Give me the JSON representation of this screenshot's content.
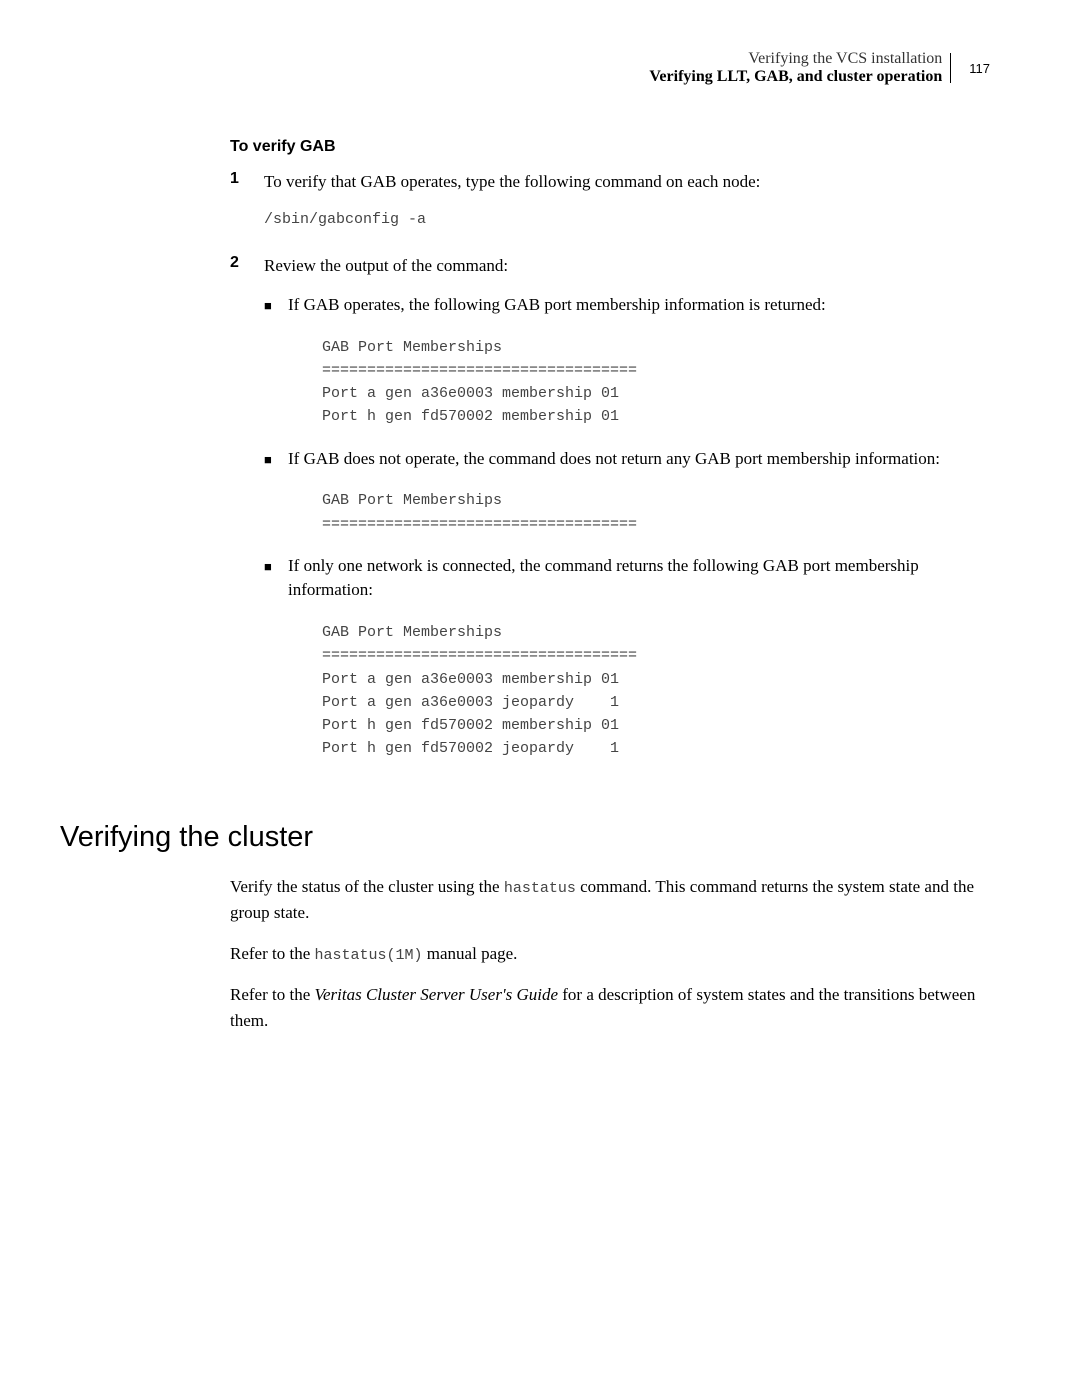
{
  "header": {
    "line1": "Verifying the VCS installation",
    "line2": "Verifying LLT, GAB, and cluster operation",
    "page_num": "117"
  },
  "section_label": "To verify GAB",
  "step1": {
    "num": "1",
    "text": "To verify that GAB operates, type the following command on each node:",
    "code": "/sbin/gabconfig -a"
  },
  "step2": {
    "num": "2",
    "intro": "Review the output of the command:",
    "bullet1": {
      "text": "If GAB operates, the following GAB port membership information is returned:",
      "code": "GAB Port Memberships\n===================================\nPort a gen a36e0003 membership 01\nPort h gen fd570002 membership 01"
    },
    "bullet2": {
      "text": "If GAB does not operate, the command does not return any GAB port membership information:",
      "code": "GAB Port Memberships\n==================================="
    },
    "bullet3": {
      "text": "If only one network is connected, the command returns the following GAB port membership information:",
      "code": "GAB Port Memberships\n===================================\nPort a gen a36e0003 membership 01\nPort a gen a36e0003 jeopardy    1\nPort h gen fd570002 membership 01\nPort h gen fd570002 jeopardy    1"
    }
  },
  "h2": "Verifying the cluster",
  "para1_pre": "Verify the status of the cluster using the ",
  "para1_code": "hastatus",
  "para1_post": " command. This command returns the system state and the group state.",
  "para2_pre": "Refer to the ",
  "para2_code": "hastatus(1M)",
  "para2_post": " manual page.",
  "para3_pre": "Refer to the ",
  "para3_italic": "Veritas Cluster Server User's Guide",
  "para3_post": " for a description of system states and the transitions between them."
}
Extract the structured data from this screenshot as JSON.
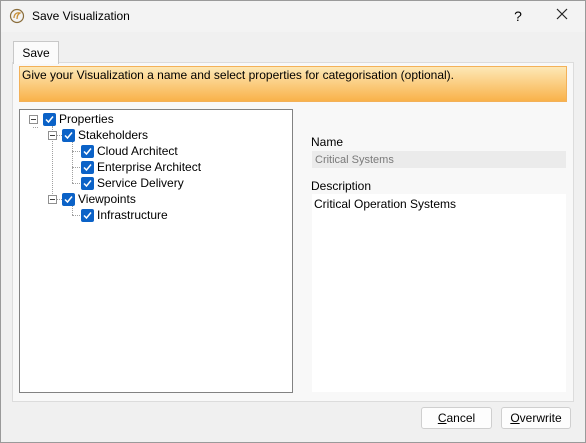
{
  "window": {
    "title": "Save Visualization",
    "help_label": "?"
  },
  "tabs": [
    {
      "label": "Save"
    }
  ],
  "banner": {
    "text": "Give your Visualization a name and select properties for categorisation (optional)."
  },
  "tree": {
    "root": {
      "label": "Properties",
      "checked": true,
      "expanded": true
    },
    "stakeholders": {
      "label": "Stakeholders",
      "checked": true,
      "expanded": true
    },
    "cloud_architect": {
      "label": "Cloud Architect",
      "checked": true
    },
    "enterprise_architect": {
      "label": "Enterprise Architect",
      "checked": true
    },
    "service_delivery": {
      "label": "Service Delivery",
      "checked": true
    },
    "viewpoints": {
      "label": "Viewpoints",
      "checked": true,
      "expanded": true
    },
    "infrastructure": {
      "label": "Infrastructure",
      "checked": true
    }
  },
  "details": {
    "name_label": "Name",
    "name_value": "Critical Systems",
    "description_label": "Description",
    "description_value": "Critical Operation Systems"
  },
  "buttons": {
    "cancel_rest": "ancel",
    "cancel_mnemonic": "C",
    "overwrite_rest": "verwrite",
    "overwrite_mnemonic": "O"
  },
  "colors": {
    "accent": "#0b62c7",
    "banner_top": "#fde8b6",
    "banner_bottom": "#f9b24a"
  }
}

◆ ◆ ◆ ◆

→ **Required work**:
Leave every image out, and retype the material exactly.

→ **The response**:
Give me the JSON representation of this screenshot's content.
{
  "header": {
    "line1": "Verifying the VCS installation",
    "line2": "Verifying LLT, GAB, and cluster operation",
    "page_num": "117"
  },
  "section_label": "To verify GAB",
  "step1": {
    "num": "1",
    "text": "To verify that GAB operates, type the following command on each node:",
    "code": "/sbin/gabconfig -a"
  },
  "step2": {
    "num": "2",
    "intro": "Review the output of the command:",
    "bullet1": {
      "text": "If GAB operates, the following GAB port membership information is returned:",
      "code": "GAB Port Memberships\n===================================\nPort a gen a36e0003 membership 01\nPort h gen fd570002 membership 01"
    },
    "bullet2": {
      "text": "If GAB does not operate, the command does not return any GAB port membership information:",
      "code": "GAB Port Memberships\n==================================="
    },
    "bullet3": {
      "text": "If only one network is connected, the command returns the following GAB port membership information:",
      "code": "GAB Port Memberships\n===================================\nPort a gen a36e0003 membership 01\nPort a gen a36e0003 jeopardy    1\nPort h gen fd570002 membership 01\nPort h gen fd570002 jeopardy    1"
    }
  },
  "h2": "Verifying the cluster",
  "para1_pre": "Verify the status of the cluster using the ",
  "para1_code": "hastatus",
  "para1_post": " command. This command returns the system state and the group state.",
  "para2_pre": "Refer to the ",
  "para2_code": "hastatus(1M)",
  "para2_post": " manual page.",
  "para3_pre": "Refer to the ",
  "para3_italic": "Veritas Cluster Server User's Guide",
  "para3_post": " for a description of system states and the transitions between them."
}
Extract the structured data from this screenshot as JSON.
{
  "window": {
    "title": "Save Visualization",
    "help_label": "?"
  },
  "tabs": [
    {
      "label": "Save"
    }
  ],
  "banner": {
    "text": "Give your Visualization a name and select properties for categorisation (optional)."
  },
  "tree": {
    "root": {
      "label": "Properties",
      "checked": true,
      "expanded": true
    },
    "stakeholders": {
      "label": "Stakeholders",
      "checked": true,
      "expanded": true
    },
    "cloud_architect": {
      "label": "Cloud Architect",
      "checked": true
    },
    "enterprise_architect": {
      "label": "Enterprise Architect",
      "checked": true
    },
    "service_delivery": {
      "label": "Service Delivery",
      "checked": true
    },
    "viewpoints": {
      "label": "Viewpoints",
      "checked": true,
      "expanded": true
    },
    "infrastructure": {
      "label": "Infrastructure",
      "checked": true
    }
  },
  "details": {
    "name_label": "Name",
    "name_value": "Critical Systems",
    "description_label": "Description",
    "description_value": "Critical Operation Systems"
  },
  "buttons": {
    "cancel_rest": "ancel",
    "cancel_mnemonic": "C",
    "overwrite_rest": "verwrite",
    "overwrite_mnemonic": "O"
  },
  "colors": {
    "accent": "#0b62c7",
    "banner_top": "#fde8b6",
    "banner_bottom": "#f9b24a"
  }
}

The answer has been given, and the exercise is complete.